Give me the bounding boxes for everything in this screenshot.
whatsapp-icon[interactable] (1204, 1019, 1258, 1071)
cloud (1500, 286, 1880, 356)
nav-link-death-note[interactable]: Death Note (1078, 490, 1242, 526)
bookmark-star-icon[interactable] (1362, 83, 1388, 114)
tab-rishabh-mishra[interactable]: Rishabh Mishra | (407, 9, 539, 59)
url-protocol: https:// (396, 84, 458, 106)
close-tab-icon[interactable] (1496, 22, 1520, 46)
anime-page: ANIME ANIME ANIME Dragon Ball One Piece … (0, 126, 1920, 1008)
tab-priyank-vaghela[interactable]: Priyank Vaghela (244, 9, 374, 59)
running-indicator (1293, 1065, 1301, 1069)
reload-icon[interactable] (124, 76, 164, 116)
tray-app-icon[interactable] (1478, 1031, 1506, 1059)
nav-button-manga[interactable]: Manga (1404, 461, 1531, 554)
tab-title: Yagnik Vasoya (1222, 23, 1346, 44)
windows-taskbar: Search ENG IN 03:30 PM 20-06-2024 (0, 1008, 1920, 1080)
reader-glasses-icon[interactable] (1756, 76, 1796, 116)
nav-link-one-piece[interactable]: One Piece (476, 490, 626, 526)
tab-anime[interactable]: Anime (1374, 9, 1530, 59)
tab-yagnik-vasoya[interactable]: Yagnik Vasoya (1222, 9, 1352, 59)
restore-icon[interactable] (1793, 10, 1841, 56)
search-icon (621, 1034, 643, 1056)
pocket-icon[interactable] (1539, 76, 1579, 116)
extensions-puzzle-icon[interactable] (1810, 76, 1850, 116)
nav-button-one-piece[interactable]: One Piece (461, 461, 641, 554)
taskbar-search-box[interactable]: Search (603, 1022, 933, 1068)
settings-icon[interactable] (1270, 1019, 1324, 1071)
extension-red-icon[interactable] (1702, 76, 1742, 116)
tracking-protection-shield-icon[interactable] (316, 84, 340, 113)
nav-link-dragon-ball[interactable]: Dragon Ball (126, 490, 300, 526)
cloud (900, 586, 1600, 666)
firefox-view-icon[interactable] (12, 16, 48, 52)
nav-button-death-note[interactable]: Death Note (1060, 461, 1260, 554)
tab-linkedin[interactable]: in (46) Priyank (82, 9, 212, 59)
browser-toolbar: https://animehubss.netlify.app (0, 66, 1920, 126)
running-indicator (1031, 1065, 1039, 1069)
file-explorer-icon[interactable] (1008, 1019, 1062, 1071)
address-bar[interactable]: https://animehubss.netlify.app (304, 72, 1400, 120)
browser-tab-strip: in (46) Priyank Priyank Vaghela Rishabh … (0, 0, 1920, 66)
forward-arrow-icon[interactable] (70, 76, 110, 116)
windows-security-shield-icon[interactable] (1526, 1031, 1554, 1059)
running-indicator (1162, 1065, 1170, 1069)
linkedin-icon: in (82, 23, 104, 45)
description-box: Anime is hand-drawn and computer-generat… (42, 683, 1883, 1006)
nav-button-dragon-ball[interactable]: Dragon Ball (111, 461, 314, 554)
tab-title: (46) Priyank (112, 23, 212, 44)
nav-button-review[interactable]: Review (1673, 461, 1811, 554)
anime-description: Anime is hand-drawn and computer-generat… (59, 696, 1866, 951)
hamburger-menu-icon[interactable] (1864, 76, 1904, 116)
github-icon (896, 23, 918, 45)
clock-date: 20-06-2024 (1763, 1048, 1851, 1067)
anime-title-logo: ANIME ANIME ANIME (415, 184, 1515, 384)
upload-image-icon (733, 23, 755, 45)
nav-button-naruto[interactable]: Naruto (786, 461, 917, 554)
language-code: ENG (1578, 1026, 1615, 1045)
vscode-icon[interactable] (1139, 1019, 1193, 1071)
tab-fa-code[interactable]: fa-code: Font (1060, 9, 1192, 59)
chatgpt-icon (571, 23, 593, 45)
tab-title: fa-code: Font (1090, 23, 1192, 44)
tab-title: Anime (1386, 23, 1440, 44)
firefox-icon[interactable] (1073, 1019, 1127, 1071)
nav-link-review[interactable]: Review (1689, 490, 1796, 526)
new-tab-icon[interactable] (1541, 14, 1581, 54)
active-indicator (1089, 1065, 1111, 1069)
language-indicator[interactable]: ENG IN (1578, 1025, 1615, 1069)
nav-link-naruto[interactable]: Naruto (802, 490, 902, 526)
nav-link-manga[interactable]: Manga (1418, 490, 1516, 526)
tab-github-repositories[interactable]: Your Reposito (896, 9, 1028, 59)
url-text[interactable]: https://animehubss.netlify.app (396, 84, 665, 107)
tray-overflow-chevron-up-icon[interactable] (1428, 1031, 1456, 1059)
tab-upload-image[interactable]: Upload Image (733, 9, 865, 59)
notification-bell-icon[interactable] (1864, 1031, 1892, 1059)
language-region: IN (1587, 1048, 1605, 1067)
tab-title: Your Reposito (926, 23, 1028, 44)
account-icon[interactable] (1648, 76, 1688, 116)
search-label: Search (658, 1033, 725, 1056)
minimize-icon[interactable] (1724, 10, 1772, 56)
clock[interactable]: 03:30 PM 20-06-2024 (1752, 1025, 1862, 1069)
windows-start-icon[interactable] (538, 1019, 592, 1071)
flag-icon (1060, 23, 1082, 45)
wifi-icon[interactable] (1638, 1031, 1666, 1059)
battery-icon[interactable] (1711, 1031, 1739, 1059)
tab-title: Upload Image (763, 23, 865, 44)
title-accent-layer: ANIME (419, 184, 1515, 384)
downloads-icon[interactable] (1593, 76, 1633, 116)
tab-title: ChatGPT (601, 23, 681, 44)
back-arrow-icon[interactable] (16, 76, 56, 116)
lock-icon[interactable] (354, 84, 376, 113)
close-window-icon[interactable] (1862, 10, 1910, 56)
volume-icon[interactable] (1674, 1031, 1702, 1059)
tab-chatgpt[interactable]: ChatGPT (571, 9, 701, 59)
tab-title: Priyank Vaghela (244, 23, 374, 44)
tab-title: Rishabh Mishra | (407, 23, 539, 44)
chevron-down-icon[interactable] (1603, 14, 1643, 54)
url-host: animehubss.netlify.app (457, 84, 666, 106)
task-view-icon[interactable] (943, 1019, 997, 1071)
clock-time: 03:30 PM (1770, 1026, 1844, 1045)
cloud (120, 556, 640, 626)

— WRITTEN REQUEST —
Output the lines of the records from the start through the line holding "bookmark-star-icon[interactable] (1362, 83, 1388, 114)", inclusive, reproducing each one verbatim.

— ANSWER TO THE PROBLEM —
Give me the bounding boxes for everything in this screenshot.
whatsapp-icon[interactable] (1204, 1019, 1258, 1071)
cloud (1500, 286, 1880, 356)
nav-link-death-note[interactable]: Death Note (1078, 490, 1242, 526)
bookmark-star-icon[interactable] (1362, 83, 1388, 114)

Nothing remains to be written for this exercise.